(Data records)
§ §

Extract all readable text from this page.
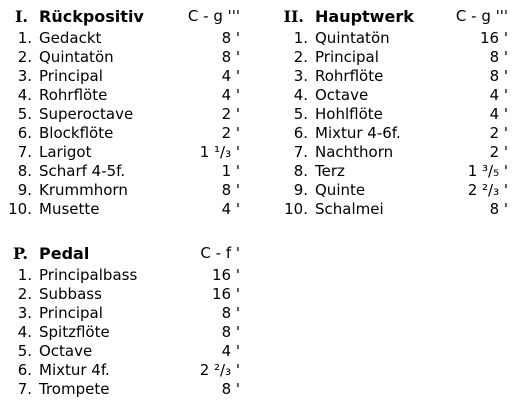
I. Rückpositiv	C - g '''
1. Gedackt	8 '
2. Quintatön	8 '
3. Principal	4 '
4. Rohrflöte	4 '
5. Superoctave	2 '
6. Blockflöte	2 '
7. Larigot	1 ¹/₃ '
8. Scharf 4-5f.	1 '
9. Krummhorn	8 '
10. Musette	4 '
II. Hauptwerk	C - g '''
1. Quintatön	16 '
2. Principal	8 '
3. Rohrflöte	8 '
4. Octave	4 '
5. Hohlflöte	4 '
6. Mixtur 4-6f.	2 '
7. Nachthorn	2 '
8. Terz	1 ³/₅ '
9. Quinte	2 ²/₃ '
10. Schalmei	8 '
P. Pedal	C - f '
1. Principalbass	16 '
2. Subbass	16 '
3. Principal	8 '
4. Spitzflöte	8 '
5. Octave	4 '
6. Mixtur 4f.	2 ²/₃ '
7. Trompete	8 '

§ §

Strip out the pictures and quote the remaining data word for word.

Extract all readable text from this page.
I. Rückpositiv	C - g '''
1. Gedackt	8 '
2. Quintatön	8 '
3. Principal	4 '
4. Rohrflöte	4 '
5. Superoctave	2 '
6. Blockflöte	2 '
7. Larigot	1 ¹/₃ '
8. Scharf 4-5f.	1 '
9. Krummhorn	8 '
10. Musette	4 '
II. Hauptwerk	C - g '''
1. Quintatön	16 '
2. Principal	8 '
3. Rohrflöte	8 '
4. Octave	4 '
5. Hohlflöte	4 '
6. Mixtur 4-6f.	2 '
7. Nachthorn	2 '
8. Terz	1 ³/₅ '
9. Quinte	2 ²/₃ '
10. Schalmei	8 '
P. Pedal	C - f '
1. Principalbass	16 '
2. Subbass	16 '
3. Principal	8 '
4. Spitzflöte	8 '
5. Octave	4 '
6. Mixtur 4f.	2 ²/₃ '
7. Trompete	8 '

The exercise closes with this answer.